[start Data to process]

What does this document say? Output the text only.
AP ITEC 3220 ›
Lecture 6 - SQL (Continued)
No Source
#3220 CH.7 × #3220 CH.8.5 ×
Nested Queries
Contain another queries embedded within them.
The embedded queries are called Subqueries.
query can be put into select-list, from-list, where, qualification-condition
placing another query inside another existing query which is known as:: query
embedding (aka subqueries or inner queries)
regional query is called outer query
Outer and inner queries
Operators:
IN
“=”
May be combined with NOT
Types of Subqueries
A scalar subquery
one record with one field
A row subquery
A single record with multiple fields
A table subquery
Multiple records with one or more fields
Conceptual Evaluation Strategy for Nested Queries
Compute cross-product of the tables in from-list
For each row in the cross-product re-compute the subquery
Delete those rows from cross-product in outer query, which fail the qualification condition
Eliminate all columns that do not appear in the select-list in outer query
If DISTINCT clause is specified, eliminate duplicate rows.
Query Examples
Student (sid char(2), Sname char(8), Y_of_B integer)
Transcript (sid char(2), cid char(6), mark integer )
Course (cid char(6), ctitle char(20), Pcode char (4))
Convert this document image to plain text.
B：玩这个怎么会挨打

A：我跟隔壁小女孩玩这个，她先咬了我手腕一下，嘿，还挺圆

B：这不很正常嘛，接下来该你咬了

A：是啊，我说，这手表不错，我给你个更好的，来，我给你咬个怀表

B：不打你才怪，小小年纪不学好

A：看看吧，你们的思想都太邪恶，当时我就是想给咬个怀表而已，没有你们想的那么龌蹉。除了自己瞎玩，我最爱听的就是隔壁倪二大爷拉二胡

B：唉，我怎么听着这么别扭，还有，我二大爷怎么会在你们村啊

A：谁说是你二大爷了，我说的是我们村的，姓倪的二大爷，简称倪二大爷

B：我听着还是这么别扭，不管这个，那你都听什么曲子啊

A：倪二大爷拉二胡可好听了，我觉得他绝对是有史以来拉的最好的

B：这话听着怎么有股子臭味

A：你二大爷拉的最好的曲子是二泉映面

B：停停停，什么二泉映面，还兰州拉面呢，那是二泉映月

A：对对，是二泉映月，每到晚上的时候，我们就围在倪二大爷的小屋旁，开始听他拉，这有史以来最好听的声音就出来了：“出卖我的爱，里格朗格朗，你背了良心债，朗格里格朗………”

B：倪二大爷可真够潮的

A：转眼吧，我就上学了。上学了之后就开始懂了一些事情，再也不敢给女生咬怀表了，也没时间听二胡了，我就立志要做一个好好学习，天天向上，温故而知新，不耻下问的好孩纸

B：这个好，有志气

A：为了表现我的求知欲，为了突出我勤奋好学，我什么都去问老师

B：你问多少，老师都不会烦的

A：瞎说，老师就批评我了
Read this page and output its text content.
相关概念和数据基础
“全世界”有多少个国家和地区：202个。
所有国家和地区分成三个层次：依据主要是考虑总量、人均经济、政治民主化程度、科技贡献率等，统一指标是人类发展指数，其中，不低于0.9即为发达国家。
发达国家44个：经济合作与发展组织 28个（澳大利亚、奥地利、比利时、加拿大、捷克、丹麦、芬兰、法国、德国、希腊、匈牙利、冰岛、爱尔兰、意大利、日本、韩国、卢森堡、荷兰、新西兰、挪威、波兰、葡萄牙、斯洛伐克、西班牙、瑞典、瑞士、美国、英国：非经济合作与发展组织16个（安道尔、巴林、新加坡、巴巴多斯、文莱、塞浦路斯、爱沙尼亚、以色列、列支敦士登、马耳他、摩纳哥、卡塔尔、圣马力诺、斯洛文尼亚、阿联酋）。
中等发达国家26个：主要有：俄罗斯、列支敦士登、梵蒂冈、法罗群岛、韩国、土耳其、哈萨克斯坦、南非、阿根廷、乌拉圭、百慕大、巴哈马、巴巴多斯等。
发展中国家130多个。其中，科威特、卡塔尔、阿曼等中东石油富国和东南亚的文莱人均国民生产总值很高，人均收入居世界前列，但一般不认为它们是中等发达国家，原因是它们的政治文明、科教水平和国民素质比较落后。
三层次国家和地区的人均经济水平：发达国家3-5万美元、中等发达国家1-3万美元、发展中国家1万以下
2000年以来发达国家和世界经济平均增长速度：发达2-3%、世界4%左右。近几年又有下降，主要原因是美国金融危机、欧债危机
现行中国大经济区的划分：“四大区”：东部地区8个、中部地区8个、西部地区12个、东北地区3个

[end Data to process]

* [The task]: Each record above should be restated word for word.

* [Response to this exercise]:
What does this document say? Output the text only.
AP ITEC 3220 ›
Lecture 6 - SQL (Continued)
No Source
#3220 CH.7 × #3220 CH.8.5 ×
Nested Queries
Contain another queries embedded within them.
The embedded queries are called Subqueries.
query can be put into select-list, from-list, where, qualification-condition
placing another query inside another existing query which is known as:: query
embedding (aka subqueries or inner queries)
regional query is called outer query
Outer and inner queries
Operators:
IN
“=”
May be combined with NOT
Types of Subqueries
A scalar subquery
one record with one field
A row subquery
A single record with multiple fields
A table subquery
Multiple records with one or more fields
Conceptual Evaluation Strategy for Nested Queries
Compute cross-product of the tables in from-list
For each row in the cross-product re-compute the subquery
Delete those rows from cross-product in outer query, which fail the qualification condition
Eliminate all columns that do not appear in the select-list in outer query
If DISTINCT clause is specified, eliminate duplicate rows.
Query Examples
Student (sid char(2), Sname char(8), Y_of_B integer)
Transcript (sid char(2), cid char(6), mark integer )
Course (cid char(6), ctitle char(20), Pcode char (4))
Convert this document image to plain text.
B：玩这个怎么会挨打

A：我跟隔壁小女孩玩这个，她先咬了我手腕一下，嘿，还挺圆

B：这不很正常嘛，接下来该你咬了

A：是啊，我说，这手表不错，我给你个更好的，来，我给你咬个怀表

B：不打你才怪，小小年纪不学好

A：看看吧，你们的思想都太邪恶，当时我就是想给咬个怀表而已，没有你们想的那么龌蹉。除了自己瞎玩，我最爱听的就是隔壁倪二大爷拉二胡

B：唉，我怎么听着这么别扭，还有，我二大爷怎么会在你们村啊

A：谁说是你二大爷了，我说的是我们村的，姓倪的二大爷，简称倪二大爷

B：我听着还是这么别扭，不管这个，那你都听什么曲子啊

A：倪二大爷拉二胡可好听了，我觉得他绝对是有史以来拉的最好的

B：这话听着怎么有股子臭味

A：你二大爷拉的最好的曲子是二泉映面

B：停停停，什么二泉映面，还兰州拉面呢，那是二泉映月

A：对对，是二泉映月，每到晚上的时候，我们就围在倪二大爷的小屋旁，开始听他拉，这有史以来最好听的声音就出来了：“出卖我的爱，里格朗格朗，你背了良心债，朗格里格朗………”

B：倪二大爷可真够潮的

A：转眼吧，我就上学了。上学了之后就开始懂了一些事情，再也不敢给女生咬怀表了，也没时间听二胡了，我就立志要做一个好好学习，天天向上，温故而知新，不耻下问的好孩纸

B：这个好，有志气

A：为了表现我的求知欲，为了突出我勤奋好学，我什么都去问老师

B：你问多少，老师都不会烦的

A：瞎说，老师就批评我了
Read this page and output its text content.
相关概念和数据基础
“全世界”有多少个国家和地区：202个。
所有国家和地区分成三个层次：依据主要是考虑总量、人均经济、政治民主化程度、科技贡献率等，统一指标是人类发展指数，其中，不低于0.9即为发达国家。
发达国家44个：经济合作与发展组织 28个（澳大利亚、奥地利、比利时、加拿大、捷克、丹麦、芬兰、法国、德国、希腊、匈牙利、冰岛、爱尔兰、意大利、日本、韩国、卢森堡、荷兰、新西兰、挪威、波兰、葡萄牙、斯洛伐克、西班牙、瑞典、瑞士、美国、英国：非经济合作与发展组织16个（安道尔、巴林、新加坡、巴巴多斯、文莱、塞浦路斯、爱沙尼亚、以色列、列支敦士登、马耳他、摩纳哥、卡塔尔、圣马力诺、斯洛文尼亚、阿联酋）。
中等发达国家26个：主要有：俄罗斯、列支敦士登、梵蒂冈、法罗群岛、韩国、土耳其、哈萨克斯坦、南非、阿根廷、乌拉圭、百慕大、巴哈马、巴巴多斯等。
发展中国家130多个。其中，科威特、卡塔尔、阿曼等中东石油富国和东南亚的文莱人均国民生产总值很高，人均收入居世界前列，但一般不认为它们是中等发达国家，原因是它们的政治文明、科教水平和国民素质比较落后。
三层次国家和地区的人均经济水平：发达国家3-5万美元、中等发达国家1-3万美元、发展中国家1万以下
2000年以来发达国家和世界经济平均增长速度：发达2-3%、世界4%左右。近几年又有下降，主要原因是美国金融危机、欧债危机
现行中国大经济区的划分：“四大区”：东部地区8个、中部地区8个、西部地区12个、东北地区3个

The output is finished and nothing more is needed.